Problem
Keep the wording of each record exactly the same when you repeat it, and leave out pictures.

Records for this task
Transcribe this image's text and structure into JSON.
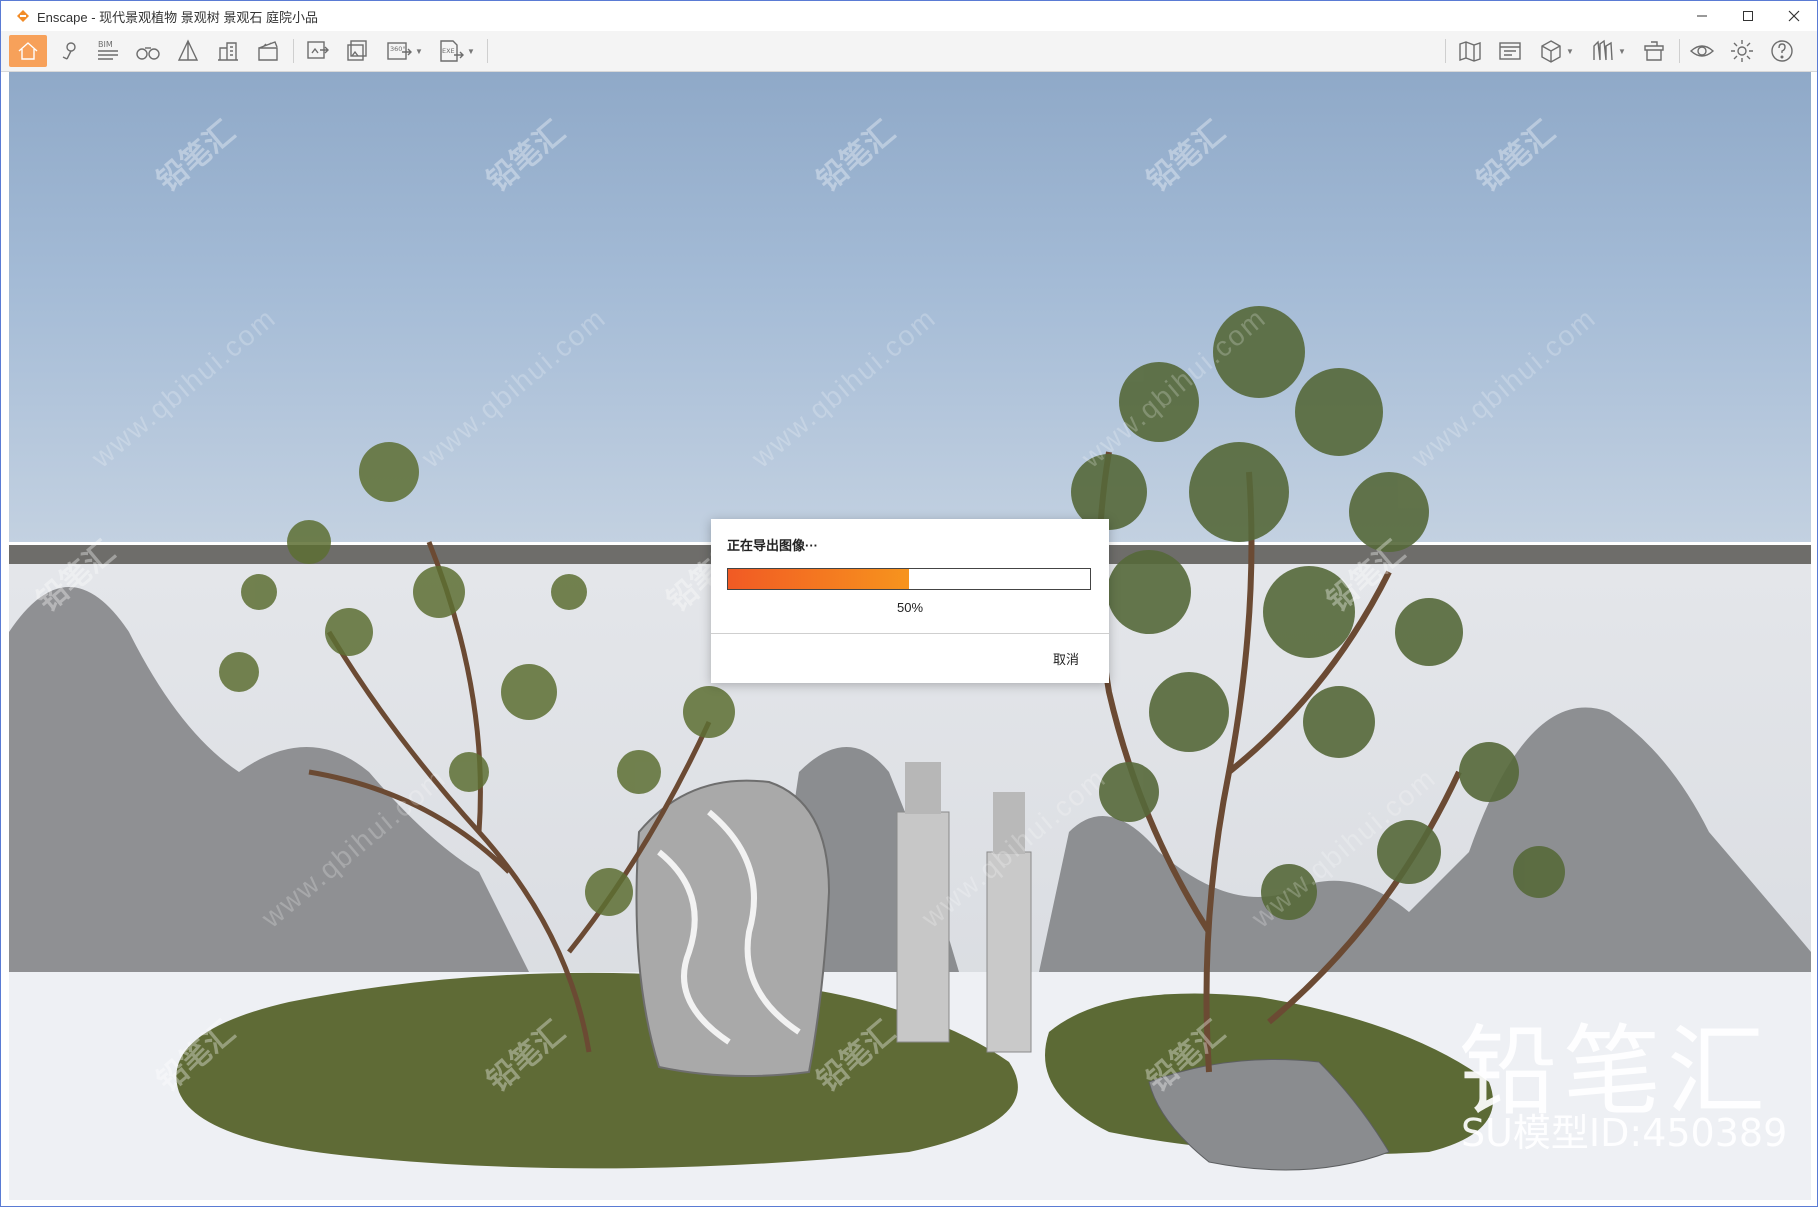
{
  "window": {
    "app_name": "Enscape",
    "title": "Enscape - 现代景观植物 景观树 景观石 庭院小品"
  },
  "toolbar": {
    "left_icons": [
      "home-icon",
      "location-pin-icon",
      "bim-icon",
      "binoculars-icon",
      "perspective-icon",
      "buildings-icon",
      "clapperboard-icon",
      "render-image-icon",
      "batch-render-icon",
      "panorama-360-icon",
      "export-exe-icon"
    ],
    "bim_label": "BIM",
    "panorama_label": "360°",
    "exe_label": "EXE",
    "right_icons": [
      "map-icon",
      "view-management-icon",
      "cube-icon",
      "asset-library-icon",
      "material-icon",
      "eye-icon",
      "gear-icon",
      "help-icon"
    ]
  },
  "dialog": {
    "title": "正在导出图像···",
    "progress_value": 0.5,
    "progress_text": "50%",
    "cancel_label": "取消"
  },
  "overlay": {
    "watermark_text": "铅笔汇",
    "watermark_url": "www.qbihui.com",
    "brand_big": "铅笔汇",
    "brand_id": "SU模型ID:450389"
  },
  "colors": {
    "accent": "#f7a15a",
    "progress_start": "#f15a24",
    "progress_end": "#f7941d"
  }
}
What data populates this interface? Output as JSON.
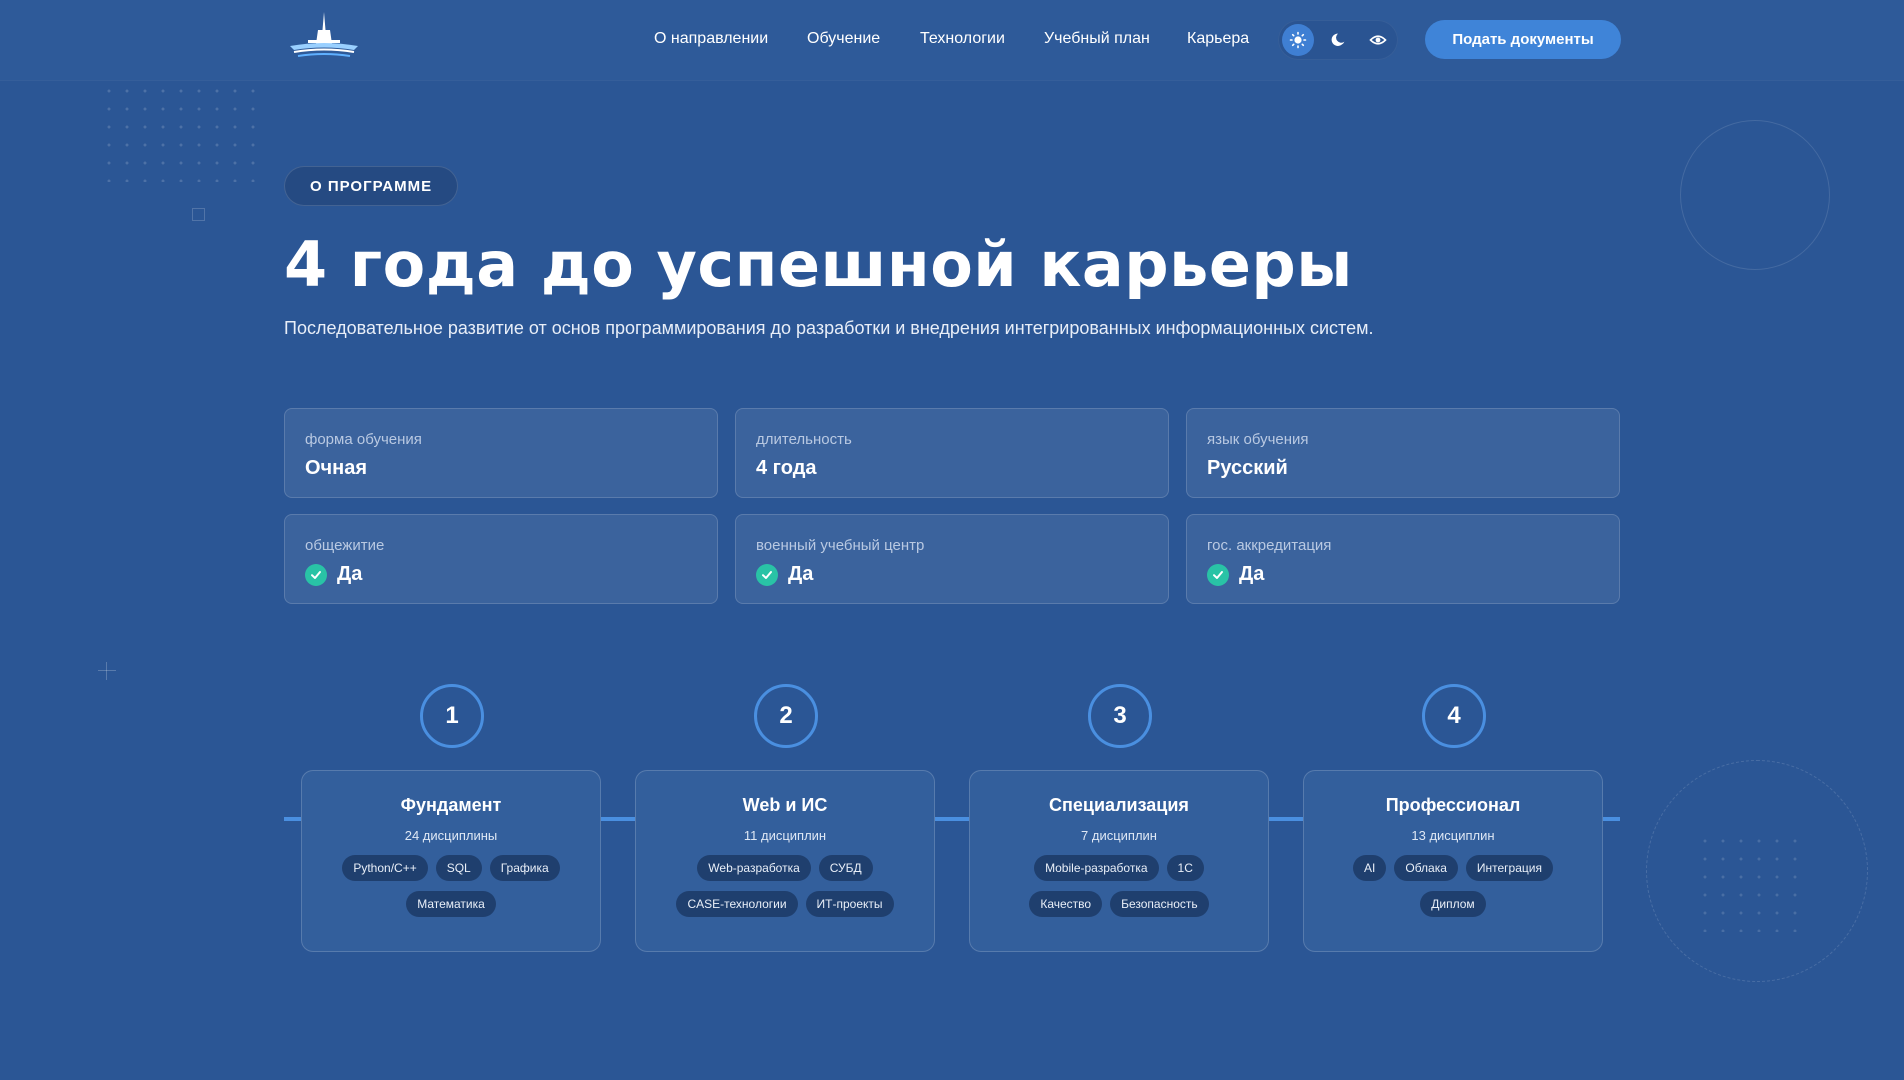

Finished task
Transcribe this image's text and structure into JSON.
{
  "window": {
    "app_name": "Enscape",
    "title": "Enscape - 现代景观植物 景观树 景观石 庭院小品"
  },
  "toolbar": {
    "left_icons": [
      "home-icon",
      "location-pin-icon",
      "bim-icon",
      "binoculars-icon",
      "perspective-icon",
      "buildings-icon",
      "clapperboard-icon",
      "render-image-icon",
      "batch-render-icon",
      "panorama-360-icon",
      "export-exe-icon"
    ],
    "bim_label": "BIM",
    "panorama_label": "360°",
    "exe_label": "EXE",
    "right_icons": [
      "map-icon",
      "view-management-icon",
      "cube-icon",
      "asset-library-icon",
      "material-icon",
      "eye-icon",
      "gear-icon",
      "help-icon"
    ]
  },
  "dialog": {
    "title": "正在导出图像···",
    "progress_value": 0.5,
    "progress_text": "50%",
    "cancel_label": "取消"
  },
  "overlay": {
    "watermark_text": "铅笔汇",
    "watermark_url": "www.qbihui.com",
    "brand_big": "铅笔汇",
    "brand_id": "SU模型ID:450389"
  },
  "colors": {
    "accent": "#f7a15a",
    "progress_start": "#f15a24",
    "progress_end": "#f7941d"
  }
}
What data populates this interface? Output as JSON.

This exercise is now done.